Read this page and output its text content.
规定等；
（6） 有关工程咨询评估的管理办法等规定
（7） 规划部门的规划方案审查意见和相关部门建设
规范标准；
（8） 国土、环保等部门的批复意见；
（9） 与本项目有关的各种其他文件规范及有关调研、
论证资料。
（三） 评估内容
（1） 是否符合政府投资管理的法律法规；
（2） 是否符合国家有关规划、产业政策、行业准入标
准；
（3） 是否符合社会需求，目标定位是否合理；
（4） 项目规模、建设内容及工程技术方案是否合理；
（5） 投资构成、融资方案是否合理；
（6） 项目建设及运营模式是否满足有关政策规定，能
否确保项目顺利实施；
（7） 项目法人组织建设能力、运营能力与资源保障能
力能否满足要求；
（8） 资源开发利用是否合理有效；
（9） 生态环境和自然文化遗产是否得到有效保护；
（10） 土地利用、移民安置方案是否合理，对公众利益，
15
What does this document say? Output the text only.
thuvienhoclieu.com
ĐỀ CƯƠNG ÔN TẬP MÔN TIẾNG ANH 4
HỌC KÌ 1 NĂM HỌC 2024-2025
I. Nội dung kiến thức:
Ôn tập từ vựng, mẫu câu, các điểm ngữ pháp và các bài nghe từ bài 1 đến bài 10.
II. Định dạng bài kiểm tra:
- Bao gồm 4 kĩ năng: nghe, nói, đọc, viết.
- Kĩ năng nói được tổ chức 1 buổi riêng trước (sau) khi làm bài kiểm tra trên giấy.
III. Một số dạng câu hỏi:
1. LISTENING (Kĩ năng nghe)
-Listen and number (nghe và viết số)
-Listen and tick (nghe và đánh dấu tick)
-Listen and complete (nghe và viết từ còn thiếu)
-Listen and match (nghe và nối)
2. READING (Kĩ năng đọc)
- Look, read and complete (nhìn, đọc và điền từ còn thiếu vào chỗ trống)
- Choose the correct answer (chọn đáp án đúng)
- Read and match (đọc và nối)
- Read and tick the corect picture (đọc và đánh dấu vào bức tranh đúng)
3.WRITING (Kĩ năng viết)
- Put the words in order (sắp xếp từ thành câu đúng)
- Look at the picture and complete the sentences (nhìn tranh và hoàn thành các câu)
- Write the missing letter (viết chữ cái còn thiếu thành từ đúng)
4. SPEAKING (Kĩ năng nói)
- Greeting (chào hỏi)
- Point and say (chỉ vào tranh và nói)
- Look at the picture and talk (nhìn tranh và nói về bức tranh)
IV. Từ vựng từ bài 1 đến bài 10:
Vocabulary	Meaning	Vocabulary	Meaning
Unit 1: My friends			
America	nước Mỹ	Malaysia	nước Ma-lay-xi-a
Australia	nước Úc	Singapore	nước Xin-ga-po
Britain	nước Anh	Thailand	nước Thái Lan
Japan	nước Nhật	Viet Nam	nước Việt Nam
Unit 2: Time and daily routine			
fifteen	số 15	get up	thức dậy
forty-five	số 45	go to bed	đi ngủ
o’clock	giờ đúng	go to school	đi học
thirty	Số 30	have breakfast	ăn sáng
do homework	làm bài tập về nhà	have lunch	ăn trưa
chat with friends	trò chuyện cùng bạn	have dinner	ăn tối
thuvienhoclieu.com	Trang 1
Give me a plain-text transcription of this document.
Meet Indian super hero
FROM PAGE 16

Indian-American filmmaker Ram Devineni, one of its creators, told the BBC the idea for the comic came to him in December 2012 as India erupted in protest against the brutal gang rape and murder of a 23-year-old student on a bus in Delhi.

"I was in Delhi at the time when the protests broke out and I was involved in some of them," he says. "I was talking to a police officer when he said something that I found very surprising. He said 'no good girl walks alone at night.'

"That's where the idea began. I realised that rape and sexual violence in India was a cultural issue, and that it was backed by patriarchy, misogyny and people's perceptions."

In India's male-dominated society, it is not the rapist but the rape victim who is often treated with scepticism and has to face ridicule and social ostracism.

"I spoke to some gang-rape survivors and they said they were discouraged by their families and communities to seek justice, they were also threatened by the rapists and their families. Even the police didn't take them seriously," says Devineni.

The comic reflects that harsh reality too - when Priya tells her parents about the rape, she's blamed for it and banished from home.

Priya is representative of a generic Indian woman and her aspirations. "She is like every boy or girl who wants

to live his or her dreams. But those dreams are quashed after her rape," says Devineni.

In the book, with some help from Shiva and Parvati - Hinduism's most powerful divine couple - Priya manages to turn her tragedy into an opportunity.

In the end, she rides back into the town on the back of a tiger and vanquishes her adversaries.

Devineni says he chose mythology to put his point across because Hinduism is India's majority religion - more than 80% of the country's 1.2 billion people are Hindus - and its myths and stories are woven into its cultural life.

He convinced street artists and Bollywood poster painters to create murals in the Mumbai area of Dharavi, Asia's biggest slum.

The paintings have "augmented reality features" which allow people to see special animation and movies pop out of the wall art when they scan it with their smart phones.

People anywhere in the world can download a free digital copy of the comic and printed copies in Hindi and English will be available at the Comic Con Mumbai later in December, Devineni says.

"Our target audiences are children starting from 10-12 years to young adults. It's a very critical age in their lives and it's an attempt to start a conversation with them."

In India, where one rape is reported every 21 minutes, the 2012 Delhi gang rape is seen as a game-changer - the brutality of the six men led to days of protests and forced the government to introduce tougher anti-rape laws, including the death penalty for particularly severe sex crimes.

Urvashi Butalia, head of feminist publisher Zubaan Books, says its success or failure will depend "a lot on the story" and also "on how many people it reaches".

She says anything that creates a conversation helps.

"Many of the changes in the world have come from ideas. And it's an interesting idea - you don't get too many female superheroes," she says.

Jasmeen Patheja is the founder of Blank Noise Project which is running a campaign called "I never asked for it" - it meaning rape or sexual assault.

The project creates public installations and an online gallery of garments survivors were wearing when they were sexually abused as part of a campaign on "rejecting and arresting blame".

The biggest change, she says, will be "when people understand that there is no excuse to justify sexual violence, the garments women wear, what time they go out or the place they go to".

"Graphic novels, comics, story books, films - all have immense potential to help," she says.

TASK ->
Your answer should be a single number: the count of lines in the entries that contain the word "match".

SOLUTION TO THIS TASK ->
2